# Excerpted records:
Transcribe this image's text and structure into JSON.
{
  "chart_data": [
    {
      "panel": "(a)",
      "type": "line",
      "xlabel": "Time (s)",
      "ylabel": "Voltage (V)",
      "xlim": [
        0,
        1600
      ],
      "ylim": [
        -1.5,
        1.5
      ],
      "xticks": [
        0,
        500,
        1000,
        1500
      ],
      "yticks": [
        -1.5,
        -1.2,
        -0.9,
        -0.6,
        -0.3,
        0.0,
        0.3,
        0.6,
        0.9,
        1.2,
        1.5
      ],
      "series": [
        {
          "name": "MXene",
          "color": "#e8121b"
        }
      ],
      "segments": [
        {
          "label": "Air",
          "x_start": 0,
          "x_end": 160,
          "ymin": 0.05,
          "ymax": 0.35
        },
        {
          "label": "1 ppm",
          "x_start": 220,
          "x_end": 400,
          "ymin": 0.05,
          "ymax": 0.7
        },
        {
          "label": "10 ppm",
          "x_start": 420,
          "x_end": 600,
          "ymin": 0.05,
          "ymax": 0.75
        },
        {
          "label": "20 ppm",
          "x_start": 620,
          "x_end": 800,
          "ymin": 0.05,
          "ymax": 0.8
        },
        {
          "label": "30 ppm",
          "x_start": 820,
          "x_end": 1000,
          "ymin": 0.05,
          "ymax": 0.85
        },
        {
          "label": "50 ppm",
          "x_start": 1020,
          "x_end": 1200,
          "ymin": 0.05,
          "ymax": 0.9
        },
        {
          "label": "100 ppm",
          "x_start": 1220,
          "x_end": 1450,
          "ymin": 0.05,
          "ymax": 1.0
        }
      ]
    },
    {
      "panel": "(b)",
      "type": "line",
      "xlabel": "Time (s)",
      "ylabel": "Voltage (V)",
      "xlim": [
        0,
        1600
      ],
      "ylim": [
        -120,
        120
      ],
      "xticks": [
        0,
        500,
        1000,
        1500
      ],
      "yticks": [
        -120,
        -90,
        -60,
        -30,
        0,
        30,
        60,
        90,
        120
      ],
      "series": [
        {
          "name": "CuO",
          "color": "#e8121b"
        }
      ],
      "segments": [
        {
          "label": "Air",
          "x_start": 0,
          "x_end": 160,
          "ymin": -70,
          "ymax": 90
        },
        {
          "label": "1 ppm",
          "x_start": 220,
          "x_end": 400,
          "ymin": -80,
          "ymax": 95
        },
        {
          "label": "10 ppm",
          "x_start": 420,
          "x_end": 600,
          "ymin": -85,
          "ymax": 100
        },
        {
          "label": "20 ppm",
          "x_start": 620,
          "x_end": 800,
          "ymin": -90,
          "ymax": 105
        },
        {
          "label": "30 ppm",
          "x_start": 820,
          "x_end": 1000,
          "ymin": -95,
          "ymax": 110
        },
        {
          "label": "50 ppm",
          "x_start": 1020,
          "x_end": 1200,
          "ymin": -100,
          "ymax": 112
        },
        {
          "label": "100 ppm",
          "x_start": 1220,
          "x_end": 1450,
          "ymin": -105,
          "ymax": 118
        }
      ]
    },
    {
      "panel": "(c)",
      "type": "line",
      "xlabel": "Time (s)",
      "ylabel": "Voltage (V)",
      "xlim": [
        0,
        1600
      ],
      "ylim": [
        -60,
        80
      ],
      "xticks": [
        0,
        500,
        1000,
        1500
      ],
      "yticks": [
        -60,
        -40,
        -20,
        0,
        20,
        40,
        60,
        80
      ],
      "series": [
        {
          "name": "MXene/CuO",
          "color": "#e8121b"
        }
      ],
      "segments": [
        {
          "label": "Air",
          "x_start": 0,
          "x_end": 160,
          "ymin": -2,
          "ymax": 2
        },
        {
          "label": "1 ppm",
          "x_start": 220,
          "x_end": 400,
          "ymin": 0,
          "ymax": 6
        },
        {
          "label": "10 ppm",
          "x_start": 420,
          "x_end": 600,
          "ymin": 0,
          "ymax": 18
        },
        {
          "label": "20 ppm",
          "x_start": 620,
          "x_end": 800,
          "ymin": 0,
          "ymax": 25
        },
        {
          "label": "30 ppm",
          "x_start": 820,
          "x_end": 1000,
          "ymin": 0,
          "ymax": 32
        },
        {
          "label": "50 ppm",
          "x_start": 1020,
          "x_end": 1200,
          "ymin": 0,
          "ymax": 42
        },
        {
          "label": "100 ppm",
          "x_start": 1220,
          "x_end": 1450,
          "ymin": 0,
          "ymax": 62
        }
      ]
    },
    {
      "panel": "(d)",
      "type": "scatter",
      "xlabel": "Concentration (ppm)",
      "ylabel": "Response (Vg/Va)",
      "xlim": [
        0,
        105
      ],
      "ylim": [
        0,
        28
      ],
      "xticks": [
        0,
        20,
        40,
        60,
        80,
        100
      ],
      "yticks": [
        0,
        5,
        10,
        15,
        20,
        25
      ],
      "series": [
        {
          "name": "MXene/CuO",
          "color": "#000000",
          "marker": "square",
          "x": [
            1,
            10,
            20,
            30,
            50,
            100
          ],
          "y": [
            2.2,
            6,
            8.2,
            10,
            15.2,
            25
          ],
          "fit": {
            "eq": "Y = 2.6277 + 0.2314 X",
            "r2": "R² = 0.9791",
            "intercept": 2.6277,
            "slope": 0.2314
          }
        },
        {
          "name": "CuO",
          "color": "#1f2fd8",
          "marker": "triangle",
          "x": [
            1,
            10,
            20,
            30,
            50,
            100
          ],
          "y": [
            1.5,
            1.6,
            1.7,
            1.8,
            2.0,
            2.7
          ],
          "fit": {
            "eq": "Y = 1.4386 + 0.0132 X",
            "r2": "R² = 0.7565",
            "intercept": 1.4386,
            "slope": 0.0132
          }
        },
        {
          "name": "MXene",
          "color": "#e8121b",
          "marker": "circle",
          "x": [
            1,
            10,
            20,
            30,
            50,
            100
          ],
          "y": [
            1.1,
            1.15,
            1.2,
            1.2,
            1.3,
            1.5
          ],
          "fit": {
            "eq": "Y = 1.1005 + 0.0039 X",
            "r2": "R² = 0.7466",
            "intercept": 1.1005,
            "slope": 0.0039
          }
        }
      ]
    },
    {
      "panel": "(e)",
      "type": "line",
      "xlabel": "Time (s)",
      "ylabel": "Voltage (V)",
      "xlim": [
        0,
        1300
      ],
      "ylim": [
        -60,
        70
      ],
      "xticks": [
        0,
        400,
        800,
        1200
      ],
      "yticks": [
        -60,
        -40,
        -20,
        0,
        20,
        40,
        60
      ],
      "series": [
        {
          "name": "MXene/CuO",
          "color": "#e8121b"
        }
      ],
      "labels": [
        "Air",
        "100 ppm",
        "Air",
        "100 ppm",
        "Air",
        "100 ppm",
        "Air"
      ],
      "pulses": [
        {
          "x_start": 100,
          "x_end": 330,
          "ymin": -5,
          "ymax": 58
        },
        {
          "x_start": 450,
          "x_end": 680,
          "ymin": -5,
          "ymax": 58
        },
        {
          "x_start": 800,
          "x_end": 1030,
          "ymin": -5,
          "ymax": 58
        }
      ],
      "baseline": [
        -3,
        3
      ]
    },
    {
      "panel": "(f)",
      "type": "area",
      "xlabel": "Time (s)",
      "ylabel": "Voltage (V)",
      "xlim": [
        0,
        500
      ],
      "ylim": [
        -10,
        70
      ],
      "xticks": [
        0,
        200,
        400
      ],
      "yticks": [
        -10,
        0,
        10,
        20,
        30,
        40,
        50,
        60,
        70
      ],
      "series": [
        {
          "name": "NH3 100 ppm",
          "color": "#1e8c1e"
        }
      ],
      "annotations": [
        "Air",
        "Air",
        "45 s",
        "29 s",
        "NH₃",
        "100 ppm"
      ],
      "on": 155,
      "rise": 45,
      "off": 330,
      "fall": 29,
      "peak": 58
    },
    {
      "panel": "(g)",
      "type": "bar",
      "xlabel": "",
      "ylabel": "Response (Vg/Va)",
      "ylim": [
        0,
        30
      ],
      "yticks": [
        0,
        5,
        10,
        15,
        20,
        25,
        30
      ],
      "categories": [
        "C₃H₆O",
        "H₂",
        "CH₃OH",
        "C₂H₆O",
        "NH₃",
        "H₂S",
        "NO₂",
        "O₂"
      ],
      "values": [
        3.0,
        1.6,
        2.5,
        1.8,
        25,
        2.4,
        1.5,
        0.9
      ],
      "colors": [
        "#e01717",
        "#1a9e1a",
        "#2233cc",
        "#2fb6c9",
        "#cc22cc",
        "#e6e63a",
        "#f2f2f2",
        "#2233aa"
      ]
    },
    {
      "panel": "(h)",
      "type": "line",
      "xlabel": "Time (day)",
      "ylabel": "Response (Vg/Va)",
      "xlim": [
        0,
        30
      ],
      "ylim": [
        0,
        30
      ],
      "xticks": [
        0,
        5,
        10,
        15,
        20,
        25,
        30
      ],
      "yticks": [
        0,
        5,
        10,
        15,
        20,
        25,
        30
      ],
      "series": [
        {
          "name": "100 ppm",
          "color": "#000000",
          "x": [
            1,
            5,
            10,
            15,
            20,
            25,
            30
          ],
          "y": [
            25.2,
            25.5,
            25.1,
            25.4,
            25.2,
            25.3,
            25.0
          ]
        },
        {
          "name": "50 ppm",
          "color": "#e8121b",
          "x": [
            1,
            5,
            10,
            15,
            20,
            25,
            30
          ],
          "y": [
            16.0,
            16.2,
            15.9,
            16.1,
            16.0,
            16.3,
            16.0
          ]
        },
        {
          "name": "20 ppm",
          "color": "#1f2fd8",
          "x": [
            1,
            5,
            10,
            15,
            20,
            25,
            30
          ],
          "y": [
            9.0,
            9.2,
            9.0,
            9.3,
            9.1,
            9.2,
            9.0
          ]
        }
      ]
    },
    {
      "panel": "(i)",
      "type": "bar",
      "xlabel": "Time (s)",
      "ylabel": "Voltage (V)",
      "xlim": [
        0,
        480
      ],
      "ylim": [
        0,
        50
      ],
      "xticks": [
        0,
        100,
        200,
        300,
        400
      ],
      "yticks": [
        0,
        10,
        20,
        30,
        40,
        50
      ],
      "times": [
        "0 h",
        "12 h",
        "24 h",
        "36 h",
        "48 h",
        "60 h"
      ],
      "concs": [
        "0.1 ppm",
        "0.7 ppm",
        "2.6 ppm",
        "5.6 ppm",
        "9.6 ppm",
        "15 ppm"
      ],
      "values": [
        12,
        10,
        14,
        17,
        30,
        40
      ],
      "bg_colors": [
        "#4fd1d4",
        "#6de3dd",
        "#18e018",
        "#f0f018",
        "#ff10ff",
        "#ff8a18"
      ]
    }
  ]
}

# Task directions:
Pick out each line containing "marker" and report it.

# Output of the exercise:
          "marker": "square",
          "marker": "triangle",
          "marker": "circle",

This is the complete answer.